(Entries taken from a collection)
▶
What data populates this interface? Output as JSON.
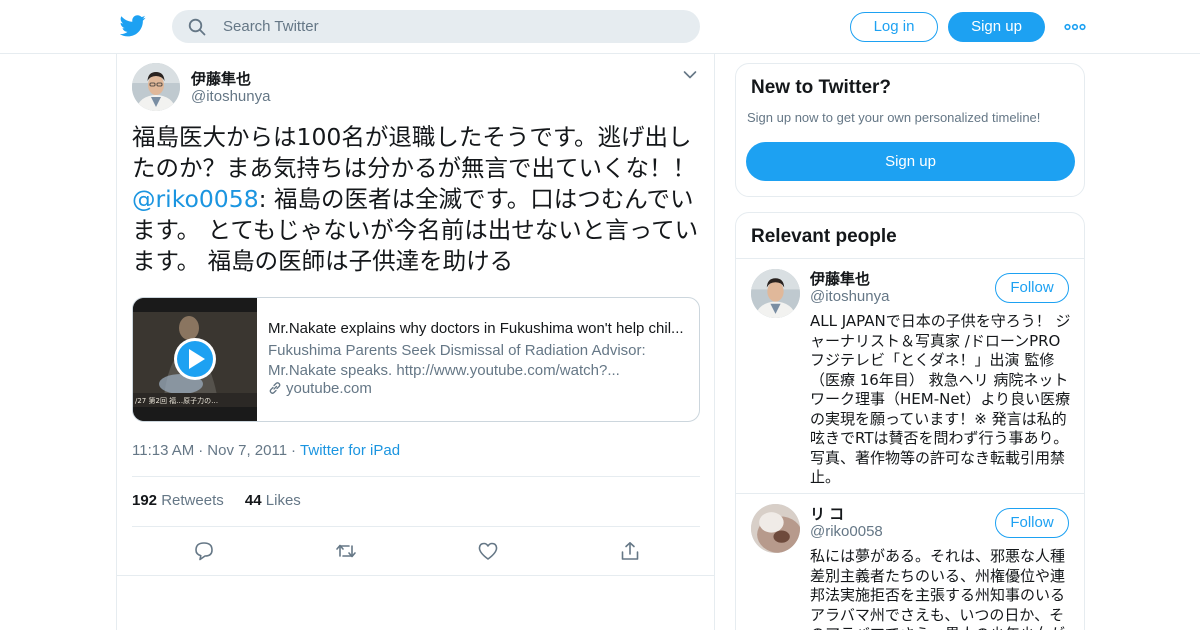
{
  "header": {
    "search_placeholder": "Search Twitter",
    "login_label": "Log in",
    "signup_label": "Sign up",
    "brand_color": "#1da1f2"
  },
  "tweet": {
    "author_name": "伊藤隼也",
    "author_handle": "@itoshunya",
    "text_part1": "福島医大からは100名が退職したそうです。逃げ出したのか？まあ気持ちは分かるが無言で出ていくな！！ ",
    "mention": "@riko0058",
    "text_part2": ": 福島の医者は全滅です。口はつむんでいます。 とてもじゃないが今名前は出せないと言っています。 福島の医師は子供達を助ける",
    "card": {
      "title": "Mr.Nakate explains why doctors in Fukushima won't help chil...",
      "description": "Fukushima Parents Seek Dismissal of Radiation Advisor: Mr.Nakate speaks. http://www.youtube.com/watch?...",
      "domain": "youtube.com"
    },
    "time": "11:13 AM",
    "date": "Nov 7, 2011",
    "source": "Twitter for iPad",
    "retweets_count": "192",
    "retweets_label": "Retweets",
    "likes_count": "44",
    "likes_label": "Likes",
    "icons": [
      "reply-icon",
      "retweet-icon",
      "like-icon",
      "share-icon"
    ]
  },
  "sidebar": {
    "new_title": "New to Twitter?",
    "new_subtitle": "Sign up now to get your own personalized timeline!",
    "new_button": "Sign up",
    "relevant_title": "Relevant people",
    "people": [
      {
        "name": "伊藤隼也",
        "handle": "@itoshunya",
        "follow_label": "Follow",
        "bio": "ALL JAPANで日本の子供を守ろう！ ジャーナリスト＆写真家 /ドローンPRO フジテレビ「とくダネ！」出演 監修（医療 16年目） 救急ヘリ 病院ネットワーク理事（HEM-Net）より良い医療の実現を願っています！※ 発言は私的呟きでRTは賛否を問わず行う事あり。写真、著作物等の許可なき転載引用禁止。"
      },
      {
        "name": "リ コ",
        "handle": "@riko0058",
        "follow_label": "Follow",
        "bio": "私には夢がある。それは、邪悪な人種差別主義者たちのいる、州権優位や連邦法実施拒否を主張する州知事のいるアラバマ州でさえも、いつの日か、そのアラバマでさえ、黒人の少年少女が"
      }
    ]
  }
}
◀
_THE REQUEST_.
Extract all the entries word for word; omit any pictures.

_SOLUTION FOR THIS PROBLEM_.
What data populates this interface? Output as JSON.
{
  "header": {
    "search_placeholder": "Search Twitter",
    "login_label": "Log in",
    "signup_label": "Sign up",
    "brand_color": "#1da1f2"
  },
  "tweet": {
    "author_name": "伊藤隼也",
    "author_handle": "@itoshunya",
    "text_part1": "福島医大からは100名が退職したそうです。逃げ出したのか？まあ気持ちは分かるが無言で出ていくな！！ ",
    "mention": "@riko0058",
    "text_part2": ": 福島の医者は全滅です。口はつむんでいます。 とてもじゃないが今名前は出せないと言っています。 福島の医師は子供達を助ける",
    "card": {
      "title": "Mr.Nakate explains why doctors in Fukushima won't help chil...",
      "description": "Fukushima Parents Seek Dismissal of Radiation Advisor: Mr.Nakate speaks. http://www.youtube.com/watch?...",
      "domain": "youtube.com"
    },
    "time": "11:13 AM",
    "date": "Nov 7, 2011",
    "source": "Twitter for iPad",
    "retweets_count": "192",
    "retweets_label": "Retweets",
    "likes_count": "44",
    "likes_label": "Likes",
    "icons": [
      "reply-icon",
      "retweet-icon",
      "like-icon",
      "share-icon"
    ]
  },
  "sidebar": {
    "new_title": "New to Twitter?",
    "new_subtitle": "Sign up now to get your own personalized timeline!",
    "new_button": "Sign up",
    "relevant_title": "Relevant people",
    "people": [
      {
        "name": "伊藤隼也",
        "handle": "@itoshunya",
        "follow_label": "Follow",
        "bio": "ALL JAPANで日本の子供を守ろう！ ジャーナリスト＆写真家 /ドローンPRO フジテレビ「とくダネ！」出演 監修（医療 16年目） 救急ヘリ 病院ネットワーク理事（HEM-Net）より良い医療の実現を願っています！※ 発言は私的呟きでRTは賛否を問わず行う事あり。写真、著作物等の許可なき転載引用禁止。"
      },
      {
        "name": "リ コ",
        "handle": "@riko0058",
        "follow_label": "Follow",
        "bio": "私には夢がある。それは、邪悪な人種差別主義者たちのいる、州権優位や連邦法実施拒否を主張する州知事のいるアラバマ州でさえも、いつの日か、そのアラバマでさえ、黒人の少年少女が"
      }
    ]
  }
}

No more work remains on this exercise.